[Figure data in JSON]
## start
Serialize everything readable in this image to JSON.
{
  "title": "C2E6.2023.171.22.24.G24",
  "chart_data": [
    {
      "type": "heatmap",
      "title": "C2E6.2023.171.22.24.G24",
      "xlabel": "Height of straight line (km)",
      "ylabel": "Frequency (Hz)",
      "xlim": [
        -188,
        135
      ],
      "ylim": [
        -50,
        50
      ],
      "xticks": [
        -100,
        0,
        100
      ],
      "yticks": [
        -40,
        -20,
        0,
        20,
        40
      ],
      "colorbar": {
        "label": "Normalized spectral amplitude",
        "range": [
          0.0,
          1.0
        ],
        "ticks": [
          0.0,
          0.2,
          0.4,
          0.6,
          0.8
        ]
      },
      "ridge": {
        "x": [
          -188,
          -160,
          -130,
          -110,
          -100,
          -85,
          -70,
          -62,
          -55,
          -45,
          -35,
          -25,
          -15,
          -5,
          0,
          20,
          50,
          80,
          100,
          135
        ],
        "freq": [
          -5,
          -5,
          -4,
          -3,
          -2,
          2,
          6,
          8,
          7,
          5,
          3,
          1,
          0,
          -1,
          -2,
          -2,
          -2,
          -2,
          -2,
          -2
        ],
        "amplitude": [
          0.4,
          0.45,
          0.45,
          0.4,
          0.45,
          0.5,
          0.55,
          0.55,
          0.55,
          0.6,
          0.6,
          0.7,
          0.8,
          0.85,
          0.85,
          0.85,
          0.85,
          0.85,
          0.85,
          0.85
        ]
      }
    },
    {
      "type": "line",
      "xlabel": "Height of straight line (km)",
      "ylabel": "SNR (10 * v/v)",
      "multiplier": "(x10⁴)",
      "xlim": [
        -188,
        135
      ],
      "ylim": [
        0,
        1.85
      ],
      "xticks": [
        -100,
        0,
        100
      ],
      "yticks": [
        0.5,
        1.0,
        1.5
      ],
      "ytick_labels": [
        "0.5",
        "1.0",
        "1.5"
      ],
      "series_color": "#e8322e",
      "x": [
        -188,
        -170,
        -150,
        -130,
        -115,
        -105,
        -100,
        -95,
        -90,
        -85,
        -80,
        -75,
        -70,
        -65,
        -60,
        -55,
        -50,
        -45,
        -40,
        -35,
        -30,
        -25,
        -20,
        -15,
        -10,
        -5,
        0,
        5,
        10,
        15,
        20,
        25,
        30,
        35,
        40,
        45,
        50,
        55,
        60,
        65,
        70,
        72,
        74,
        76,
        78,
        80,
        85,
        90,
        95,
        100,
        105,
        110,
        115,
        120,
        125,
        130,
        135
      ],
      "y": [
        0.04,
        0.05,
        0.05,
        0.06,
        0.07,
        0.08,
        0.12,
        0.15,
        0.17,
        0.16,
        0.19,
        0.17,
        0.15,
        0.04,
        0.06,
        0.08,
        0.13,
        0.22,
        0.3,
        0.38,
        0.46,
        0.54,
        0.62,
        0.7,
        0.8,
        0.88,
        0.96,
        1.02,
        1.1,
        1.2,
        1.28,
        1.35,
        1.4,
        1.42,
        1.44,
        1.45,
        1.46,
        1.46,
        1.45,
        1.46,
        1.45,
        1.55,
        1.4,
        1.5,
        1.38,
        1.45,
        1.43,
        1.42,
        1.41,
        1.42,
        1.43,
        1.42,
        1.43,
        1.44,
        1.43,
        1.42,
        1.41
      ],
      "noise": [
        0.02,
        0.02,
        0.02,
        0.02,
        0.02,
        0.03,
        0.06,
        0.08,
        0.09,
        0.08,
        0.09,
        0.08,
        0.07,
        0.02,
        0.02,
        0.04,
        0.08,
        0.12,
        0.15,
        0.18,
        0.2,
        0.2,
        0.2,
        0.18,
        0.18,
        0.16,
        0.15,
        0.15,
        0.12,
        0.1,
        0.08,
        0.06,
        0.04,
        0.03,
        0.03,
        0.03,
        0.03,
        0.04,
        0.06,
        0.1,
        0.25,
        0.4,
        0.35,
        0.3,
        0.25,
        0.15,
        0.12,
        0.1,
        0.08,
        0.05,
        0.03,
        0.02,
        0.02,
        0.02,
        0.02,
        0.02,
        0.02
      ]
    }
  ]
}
## end
# To be done
Count the lines in the records above that contain the word "amplitude", and give only the number.

# Written answer
2